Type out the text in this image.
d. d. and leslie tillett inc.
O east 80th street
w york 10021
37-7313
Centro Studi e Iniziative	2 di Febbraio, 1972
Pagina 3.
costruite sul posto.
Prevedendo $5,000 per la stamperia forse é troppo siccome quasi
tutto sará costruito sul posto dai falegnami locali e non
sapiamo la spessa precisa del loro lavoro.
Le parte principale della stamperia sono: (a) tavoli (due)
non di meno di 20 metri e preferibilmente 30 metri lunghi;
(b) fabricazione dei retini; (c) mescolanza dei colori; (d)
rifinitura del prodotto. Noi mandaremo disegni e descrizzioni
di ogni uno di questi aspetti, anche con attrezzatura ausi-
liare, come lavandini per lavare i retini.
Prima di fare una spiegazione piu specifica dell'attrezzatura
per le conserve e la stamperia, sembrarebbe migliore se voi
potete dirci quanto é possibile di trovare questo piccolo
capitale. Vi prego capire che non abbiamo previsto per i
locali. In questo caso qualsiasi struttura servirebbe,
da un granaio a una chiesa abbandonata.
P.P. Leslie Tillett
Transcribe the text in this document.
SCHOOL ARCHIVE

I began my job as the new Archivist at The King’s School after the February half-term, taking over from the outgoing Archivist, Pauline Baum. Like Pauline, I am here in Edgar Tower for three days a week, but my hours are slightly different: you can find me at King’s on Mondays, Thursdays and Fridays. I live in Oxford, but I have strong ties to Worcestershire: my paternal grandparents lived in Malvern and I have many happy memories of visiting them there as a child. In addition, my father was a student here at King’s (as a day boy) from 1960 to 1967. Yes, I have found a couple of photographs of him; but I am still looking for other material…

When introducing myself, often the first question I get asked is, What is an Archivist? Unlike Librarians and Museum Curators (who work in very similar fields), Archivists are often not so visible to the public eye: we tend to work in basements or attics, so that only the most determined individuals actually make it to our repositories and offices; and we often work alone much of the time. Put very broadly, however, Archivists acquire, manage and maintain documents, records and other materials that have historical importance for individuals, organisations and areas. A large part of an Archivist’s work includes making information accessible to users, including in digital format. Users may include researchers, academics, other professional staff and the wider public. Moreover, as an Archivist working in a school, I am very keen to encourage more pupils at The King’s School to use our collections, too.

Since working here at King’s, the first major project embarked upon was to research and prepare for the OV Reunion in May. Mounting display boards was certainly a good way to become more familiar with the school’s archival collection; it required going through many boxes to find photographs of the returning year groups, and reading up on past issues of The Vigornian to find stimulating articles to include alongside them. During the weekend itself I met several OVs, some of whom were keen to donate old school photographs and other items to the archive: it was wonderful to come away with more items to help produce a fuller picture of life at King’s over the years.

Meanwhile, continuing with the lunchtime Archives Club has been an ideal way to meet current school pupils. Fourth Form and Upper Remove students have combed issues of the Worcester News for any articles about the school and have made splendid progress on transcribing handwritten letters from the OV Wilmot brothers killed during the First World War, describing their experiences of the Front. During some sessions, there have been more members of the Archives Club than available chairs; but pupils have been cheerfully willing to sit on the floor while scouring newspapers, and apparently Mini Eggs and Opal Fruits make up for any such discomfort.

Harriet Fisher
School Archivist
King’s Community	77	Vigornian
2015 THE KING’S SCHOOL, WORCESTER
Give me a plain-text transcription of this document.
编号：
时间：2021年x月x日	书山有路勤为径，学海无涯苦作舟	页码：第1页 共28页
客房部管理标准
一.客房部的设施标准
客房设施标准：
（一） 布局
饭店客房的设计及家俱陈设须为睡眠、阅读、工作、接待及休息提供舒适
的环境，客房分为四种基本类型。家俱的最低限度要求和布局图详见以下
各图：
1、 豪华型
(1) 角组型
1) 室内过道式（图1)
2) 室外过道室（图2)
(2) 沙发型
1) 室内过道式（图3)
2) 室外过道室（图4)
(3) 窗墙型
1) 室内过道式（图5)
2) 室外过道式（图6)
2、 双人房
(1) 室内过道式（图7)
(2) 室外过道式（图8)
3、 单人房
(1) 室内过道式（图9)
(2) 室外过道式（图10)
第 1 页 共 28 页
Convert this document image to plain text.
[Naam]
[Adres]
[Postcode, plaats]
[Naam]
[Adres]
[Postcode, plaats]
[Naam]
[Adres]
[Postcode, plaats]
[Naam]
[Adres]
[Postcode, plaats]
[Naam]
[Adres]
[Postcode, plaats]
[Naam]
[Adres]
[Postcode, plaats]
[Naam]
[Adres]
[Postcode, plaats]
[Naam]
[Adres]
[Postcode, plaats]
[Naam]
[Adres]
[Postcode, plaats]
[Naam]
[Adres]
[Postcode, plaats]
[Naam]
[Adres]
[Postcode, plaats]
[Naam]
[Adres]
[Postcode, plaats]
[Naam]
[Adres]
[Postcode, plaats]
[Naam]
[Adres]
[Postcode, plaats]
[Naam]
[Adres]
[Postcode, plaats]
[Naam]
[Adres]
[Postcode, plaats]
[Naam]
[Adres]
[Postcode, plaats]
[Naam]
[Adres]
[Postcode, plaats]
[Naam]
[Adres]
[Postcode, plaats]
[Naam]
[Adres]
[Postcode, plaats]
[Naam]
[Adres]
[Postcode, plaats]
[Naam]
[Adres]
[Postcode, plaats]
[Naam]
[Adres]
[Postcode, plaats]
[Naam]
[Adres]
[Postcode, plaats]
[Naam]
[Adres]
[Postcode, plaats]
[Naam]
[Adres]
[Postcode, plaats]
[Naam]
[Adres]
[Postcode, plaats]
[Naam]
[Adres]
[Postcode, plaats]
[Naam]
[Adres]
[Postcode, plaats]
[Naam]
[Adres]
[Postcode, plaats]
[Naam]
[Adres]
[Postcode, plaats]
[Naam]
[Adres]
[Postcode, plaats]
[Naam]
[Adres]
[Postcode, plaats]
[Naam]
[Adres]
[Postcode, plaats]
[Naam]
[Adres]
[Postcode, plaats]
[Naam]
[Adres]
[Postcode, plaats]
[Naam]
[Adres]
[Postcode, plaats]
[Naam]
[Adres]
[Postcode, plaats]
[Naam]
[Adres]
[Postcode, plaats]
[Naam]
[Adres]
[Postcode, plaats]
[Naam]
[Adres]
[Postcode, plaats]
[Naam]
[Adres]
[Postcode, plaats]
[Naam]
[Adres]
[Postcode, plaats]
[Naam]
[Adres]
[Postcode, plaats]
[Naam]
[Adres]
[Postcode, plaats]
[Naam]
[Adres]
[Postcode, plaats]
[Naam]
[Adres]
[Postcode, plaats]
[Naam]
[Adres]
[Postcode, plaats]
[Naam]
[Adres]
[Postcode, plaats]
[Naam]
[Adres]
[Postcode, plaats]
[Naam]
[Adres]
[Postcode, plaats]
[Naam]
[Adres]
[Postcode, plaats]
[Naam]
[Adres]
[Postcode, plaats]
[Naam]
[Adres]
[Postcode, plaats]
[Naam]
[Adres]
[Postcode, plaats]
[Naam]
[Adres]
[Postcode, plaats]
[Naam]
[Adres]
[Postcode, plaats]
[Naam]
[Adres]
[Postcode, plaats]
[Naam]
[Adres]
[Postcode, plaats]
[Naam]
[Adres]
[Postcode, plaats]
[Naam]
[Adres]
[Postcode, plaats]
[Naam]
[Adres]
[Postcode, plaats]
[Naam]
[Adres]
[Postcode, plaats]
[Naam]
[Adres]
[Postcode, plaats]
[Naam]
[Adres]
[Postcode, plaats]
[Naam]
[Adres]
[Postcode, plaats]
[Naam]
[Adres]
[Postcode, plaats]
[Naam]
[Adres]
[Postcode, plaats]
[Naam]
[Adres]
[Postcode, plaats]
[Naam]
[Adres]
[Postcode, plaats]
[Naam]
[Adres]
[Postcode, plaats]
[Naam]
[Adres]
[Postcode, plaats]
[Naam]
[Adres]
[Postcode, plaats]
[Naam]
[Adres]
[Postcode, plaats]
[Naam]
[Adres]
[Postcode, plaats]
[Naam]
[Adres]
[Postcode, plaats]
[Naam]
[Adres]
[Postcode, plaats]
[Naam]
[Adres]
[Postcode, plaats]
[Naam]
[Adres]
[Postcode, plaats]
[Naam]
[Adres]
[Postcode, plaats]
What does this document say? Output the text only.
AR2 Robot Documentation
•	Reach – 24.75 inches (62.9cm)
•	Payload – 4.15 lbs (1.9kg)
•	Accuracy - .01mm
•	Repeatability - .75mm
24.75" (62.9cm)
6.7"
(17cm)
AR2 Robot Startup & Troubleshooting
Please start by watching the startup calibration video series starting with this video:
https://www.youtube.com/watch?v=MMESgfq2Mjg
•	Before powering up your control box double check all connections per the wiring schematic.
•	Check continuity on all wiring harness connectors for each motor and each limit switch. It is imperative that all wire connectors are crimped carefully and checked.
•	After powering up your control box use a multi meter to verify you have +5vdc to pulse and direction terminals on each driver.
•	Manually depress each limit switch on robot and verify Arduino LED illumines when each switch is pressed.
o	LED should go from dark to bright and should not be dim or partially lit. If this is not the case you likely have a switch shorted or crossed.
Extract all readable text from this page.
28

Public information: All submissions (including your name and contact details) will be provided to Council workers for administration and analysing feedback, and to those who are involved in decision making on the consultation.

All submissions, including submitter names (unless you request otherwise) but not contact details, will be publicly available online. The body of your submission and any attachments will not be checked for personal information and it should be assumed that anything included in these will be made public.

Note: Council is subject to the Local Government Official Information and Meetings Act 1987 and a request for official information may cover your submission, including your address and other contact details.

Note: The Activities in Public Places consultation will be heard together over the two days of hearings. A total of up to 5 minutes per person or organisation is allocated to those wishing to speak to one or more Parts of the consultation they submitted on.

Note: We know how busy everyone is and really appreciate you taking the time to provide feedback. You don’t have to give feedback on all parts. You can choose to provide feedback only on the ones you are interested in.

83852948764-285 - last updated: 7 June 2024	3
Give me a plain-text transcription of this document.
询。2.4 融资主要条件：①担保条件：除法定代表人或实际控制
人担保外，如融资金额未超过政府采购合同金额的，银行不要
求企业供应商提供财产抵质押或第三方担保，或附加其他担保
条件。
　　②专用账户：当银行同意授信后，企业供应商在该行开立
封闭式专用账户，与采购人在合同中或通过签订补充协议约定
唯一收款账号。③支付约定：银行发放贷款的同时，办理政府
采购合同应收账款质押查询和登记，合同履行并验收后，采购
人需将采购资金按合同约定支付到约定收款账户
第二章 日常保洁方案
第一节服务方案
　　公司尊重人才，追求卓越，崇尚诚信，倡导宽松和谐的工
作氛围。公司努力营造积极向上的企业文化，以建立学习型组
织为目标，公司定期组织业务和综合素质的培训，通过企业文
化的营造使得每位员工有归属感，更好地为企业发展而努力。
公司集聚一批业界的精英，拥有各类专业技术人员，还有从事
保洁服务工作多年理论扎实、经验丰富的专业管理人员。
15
○ ○ ○ ○ ○
WHAT IS NEEDED:
Copy each line from the records above that includes the string "details".

FINISHED TASK:
Public information: All submissions (including your name and contact details) will be provided to Council workers for administration and analysing feedback, and to those who are involved in decision making on the consultation.
All submissions, including submitter names (unless you request otherwise) but not contact details, will be publicly available online. The body of your submission and any attachments will not be checked for personal information and it should be assumed that anything included in these will be made public.
Note: Council is subject to the Local Government Official Information and Meetings Act 1987 and a request for official information may cover your submission, including your address and other contact details.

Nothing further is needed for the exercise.